Saved entries:
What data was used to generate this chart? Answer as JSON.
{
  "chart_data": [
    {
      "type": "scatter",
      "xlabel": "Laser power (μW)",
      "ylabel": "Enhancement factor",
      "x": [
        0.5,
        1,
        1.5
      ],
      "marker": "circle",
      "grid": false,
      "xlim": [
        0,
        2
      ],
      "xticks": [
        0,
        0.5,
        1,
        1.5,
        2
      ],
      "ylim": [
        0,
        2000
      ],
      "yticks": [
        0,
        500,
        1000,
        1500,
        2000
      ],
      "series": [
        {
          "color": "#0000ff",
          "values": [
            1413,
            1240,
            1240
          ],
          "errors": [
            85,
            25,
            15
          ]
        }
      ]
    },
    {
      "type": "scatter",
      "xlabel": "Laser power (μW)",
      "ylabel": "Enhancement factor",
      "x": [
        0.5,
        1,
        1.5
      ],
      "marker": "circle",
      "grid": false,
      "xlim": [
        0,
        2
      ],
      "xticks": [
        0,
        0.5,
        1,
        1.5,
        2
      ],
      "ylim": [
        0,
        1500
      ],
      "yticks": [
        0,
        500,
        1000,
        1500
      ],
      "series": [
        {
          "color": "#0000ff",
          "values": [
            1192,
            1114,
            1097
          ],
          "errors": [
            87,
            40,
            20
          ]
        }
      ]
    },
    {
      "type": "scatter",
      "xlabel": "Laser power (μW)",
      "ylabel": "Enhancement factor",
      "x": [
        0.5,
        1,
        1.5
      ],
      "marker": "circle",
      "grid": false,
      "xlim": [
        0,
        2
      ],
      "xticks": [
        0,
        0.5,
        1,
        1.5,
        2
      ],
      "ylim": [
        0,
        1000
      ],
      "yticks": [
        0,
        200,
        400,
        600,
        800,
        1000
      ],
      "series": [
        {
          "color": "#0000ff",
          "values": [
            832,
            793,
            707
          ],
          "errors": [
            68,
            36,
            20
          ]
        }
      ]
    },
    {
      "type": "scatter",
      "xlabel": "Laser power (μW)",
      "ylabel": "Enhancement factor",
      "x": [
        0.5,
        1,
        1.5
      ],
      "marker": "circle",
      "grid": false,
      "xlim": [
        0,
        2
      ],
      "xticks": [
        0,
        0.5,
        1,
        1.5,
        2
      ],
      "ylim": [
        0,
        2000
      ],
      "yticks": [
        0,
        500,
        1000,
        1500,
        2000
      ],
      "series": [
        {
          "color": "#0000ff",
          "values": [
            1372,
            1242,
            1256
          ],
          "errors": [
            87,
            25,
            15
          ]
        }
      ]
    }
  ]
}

### EXERCISE GOAL
Your task is to reproduce all of the records exactly.

### THE REPLY
What data was used to generate this chart? Answer as JSON.
{
  "chart_data": [
    {
      "type": "scatter",
      "xlabel": "Laser power (μW)",
      "ylabel": "Enhancement factor",
      "x": [
        0.5,
        1,
        1.5
      ],
      "marker": "circle",
      "grid": false,
      "xlim": [
        0,
        2
      ],
      "xticks": [
        0,
        0.5,
        1,
        1.5,
        2
      ],
      "ylim": [
        0,
        2000
      ],
      "yticks": [
        0,
        500,
        1000,
        1500,
        2000
      ],
      "series": [
        {
          "color": "#0000ff",
          "values": [
            1413,
            1240,
            1240
          ],
          "errors": [
            85,
            25,
            15
          ]
        }
      ]
    },
    {
      "type": "scatter",
      "xlabel": "Laser power (μW)",
      "ylabel": "Enhancement factor",
      "x": [
        0.5,
        1,
        1.5
      ],
      "marker": "circle",
      "grid": false,
      "xlim": [
        0,
        2
      ],
      "xticks": [
        0,
        0.5,
        1,
        1.5,
        2
      ],
      "ylim": [
        0,
        1500
      ],
      "yticks": [
        0,
        500,
        1000,
        1500
      ],
      "series": [
        {
          "color": "#0000ff",
          "values": [
            1192,
            1114,
            1097
          ],
          "errors": [
            87,
            40,
            20
          ]
        }
      ]
    },
    {
      "type": "scatter",
      "xlabel": "Laser power (μW)",
      "ylabel": "Enhancement factor",
      "x": [
        0.5,
        1,
        1.5
      ],
      "marker": "circle",
      "grid": false,
      "xlim": [
        0,
        2
      ],
      "xticks": [
        0,
        0.5,
        1,
        1.5,
        2
      ],
      "ylim": [
        0,
        1000
      ],
      "yticks": [
        0,
        200,
        400,
        600,
        800,
        1000
      ],
      "series": [
        {
          "color": "#0000ff",
          "values": [
            832,
            793,
            707
          ],
          "errors": [
            68,
            36,
            20
          ]
        }
      ]
    },
    {
      "type": "scatter",
      "xlabel": "Laser power (μW)",
      "ylabel": "Enhancement factor",
      "x": [
        0.5,
        1,
        1.5
      ],
      "marker": "circle",
      "grid": false,
      "xlim": [
        0,
        2
      ],
      "xticks": [
        0,
        0.5,
        1,
        1.5,
        2
      ],
      "ylim": [
        0,
        2000
      ],
      "yticks": [
        0,
        500,
        1000,
        1500,
        2000
      ],
      "series": [
        {
          "color": "#0000ff",
          "values": [
            1372,
            1242,
            1256
          ],
          "errors": [
            87,
            25,
            15
          ]
        }
      ]
    }
  ]
}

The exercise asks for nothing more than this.